Below are records; count the lines in them that hold "için" and give only the count.

##### DATA SHOWN

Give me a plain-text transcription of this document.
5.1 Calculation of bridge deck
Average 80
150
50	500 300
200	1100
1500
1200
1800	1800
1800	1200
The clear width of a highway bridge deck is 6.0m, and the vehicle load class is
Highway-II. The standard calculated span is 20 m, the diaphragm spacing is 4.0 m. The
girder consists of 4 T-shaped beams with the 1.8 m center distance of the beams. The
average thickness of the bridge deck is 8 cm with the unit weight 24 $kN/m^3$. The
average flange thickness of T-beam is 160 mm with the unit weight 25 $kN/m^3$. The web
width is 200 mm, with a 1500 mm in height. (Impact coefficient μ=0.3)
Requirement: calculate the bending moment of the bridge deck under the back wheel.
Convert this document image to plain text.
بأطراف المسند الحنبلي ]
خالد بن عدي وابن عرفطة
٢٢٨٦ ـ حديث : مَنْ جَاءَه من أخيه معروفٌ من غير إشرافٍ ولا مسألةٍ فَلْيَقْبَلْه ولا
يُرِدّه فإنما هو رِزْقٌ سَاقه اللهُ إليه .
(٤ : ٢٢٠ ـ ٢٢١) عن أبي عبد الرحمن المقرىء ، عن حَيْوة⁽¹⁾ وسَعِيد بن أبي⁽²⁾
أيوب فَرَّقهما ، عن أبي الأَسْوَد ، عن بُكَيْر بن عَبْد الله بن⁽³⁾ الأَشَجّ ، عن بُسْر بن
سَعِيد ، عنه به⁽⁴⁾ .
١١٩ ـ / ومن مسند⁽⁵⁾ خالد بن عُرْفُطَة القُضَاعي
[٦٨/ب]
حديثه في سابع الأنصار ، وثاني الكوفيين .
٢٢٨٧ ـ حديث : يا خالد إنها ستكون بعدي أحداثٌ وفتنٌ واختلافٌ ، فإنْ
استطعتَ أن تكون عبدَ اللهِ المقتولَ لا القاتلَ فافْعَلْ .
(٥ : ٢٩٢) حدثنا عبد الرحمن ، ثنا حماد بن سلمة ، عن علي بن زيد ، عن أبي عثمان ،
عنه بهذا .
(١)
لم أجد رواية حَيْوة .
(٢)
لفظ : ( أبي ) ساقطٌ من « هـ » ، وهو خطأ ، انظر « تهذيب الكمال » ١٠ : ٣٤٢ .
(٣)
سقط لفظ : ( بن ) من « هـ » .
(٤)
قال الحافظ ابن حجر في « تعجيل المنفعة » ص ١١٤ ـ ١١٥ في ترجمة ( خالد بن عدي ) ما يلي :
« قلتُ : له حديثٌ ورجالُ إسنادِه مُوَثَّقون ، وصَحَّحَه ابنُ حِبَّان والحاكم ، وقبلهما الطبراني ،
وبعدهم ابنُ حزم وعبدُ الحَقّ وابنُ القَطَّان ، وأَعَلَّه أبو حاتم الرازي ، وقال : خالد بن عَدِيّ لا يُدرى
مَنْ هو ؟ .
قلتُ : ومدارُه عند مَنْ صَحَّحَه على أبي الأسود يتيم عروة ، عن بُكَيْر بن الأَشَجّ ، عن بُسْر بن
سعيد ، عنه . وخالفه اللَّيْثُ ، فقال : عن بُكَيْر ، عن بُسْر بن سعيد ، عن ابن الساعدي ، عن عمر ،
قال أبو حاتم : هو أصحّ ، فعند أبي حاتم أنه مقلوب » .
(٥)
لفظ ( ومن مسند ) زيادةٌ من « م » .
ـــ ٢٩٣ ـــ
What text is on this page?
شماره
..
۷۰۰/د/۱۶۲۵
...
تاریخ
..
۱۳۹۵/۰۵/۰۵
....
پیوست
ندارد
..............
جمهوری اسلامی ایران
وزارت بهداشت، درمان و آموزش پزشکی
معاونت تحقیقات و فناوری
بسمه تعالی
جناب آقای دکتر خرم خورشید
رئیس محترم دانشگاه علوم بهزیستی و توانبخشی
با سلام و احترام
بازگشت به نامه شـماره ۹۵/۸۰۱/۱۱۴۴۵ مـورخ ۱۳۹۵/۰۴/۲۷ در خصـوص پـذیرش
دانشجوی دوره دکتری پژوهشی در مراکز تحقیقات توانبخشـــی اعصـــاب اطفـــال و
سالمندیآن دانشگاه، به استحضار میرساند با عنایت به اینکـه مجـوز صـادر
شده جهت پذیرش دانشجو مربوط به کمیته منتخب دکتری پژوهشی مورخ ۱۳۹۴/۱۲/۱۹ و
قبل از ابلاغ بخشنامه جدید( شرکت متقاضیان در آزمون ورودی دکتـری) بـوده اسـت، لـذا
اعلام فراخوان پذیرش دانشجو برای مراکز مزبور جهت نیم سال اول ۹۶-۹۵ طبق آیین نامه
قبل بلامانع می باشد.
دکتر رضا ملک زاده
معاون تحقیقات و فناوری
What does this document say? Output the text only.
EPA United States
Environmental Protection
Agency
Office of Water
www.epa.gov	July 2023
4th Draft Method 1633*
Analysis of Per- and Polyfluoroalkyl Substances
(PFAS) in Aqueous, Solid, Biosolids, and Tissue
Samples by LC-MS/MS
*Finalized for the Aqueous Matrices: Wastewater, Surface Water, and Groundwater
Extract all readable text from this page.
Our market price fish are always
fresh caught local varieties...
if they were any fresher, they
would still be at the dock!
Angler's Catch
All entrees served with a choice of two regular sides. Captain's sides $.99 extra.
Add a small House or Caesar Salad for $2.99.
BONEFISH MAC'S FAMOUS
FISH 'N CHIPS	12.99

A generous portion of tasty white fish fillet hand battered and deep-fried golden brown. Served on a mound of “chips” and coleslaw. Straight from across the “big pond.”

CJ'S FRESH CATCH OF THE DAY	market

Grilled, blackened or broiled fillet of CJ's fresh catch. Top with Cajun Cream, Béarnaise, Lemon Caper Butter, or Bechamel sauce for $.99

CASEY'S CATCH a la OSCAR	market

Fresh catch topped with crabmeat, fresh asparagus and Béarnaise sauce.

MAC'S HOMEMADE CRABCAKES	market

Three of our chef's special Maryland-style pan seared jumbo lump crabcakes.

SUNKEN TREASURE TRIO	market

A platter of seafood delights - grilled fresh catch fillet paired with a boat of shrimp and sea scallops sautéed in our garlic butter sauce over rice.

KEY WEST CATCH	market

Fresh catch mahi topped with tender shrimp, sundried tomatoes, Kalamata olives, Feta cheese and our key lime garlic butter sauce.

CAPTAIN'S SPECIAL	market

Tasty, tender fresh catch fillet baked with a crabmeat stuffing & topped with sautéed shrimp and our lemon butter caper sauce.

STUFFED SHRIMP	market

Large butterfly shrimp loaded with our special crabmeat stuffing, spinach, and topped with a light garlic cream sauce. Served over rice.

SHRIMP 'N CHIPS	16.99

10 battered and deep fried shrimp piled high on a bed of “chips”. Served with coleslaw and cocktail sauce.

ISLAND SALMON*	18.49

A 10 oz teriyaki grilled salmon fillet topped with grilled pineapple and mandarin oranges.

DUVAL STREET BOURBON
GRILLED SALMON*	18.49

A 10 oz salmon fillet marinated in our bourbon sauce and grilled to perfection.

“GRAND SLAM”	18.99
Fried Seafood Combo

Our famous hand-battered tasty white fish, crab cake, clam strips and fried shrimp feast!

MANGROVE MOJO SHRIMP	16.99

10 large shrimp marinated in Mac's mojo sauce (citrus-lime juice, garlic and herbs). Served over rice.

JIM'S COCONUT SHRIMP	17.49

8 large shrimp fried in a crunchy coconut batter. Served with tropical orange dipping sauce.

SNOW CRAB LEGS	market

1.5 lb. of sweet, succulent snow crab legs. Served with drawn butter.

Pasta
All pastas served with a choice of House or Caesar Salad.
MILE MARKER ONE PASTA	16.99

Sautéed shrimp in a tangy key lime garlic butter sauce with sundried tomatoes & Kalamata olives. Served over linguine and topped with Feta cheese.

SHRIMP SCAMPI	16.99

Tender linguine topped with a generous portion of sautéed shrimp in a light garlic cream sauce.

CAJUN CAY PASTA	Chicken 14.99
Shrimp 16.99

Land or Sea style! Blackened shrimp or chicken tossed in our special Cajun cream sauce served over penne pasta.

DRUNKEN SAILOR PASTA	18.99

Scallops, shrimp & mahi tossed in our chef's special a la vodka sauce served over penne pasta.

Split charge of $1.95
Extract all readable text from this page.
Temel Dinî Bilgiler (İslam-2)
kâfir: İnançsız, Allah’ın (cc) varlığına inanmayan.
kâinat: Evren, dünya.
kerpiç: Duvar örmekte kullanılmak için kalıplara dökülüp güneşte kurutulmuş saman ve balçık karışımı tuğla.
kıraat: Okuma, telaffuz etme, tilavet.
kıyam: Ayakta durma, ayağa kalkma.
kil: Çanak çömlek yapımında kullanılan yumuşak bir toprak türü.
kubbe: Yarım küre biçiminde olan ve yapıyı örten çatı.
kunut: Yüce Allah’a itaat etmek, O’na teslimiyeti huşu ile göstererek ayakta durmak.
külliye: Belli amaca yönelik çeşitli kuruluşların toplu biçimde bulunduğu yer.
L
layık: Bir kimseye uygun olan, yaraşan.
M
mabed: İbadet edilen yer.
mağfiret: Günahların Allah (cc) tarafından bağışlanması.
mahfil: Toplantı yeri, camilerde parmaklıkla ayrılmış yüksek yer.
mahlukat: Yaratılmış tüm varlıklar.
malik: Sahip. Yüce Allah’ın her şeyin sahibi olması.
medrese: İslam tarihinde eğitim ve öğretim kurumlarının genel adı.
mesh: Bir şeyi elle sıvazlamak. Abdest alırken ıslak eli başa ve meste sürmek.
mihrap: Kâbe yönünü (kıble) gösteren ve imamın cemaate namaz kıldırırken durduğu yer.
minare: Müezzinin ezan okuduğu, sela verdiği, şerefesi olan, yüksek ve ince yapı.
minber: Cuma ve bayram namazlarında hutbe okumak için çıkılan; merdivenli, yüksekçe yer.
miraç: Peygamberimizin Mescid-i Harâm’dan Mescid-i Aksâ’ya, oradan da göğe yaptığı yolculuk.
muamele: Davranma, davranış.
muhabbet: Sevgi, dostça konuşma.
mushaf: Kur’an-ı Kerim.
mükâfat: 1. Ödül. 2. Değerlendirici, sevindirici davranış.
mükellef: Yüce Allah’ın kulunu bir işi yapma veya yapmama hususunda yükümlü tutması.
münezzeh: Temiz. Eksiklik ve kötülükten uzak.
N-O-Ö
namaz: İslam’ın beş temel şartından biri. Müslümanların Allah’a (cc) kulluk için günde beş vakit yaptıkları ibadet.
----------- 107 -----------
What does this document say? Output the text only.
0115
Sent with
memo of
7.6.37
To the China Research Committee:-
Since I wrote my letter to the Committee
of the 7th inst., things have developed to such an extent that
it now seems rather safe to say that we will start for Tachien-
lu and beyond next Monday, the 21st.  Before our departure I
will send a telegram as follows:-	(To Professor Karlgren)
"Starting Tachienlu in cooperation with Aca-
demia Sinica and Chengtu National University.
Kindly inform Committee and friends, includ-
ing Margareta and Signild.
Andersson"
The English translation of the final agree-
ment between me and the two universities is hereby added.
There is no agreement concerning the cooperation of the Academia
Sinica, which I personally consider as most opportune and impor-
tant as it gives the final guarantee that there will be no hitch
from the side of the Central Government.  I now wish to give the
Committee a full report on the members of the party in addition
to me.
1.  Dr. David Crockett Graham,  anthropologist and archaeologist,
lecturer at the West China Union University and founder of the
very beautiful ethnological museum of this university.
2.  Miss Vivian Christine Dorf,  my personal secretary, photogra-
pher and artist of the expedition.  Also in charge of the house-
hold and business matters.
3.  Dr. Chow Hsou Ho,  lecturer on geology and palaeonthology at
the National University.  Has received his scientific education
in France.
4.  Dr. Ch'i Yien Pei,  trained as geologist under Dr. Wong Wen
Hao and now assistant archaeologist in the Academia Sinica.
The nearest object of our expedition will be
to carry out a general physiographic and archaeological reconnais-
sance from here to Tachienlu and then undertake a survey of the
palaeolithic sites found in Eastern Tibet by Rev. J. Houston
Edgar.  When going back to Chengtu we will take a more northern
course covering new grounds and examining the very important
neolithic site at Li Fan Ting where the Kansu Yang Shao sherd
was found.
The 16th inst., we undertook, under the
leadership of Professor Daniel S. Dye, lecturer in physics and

##########

*ANSWER FOR THE TASK*: 3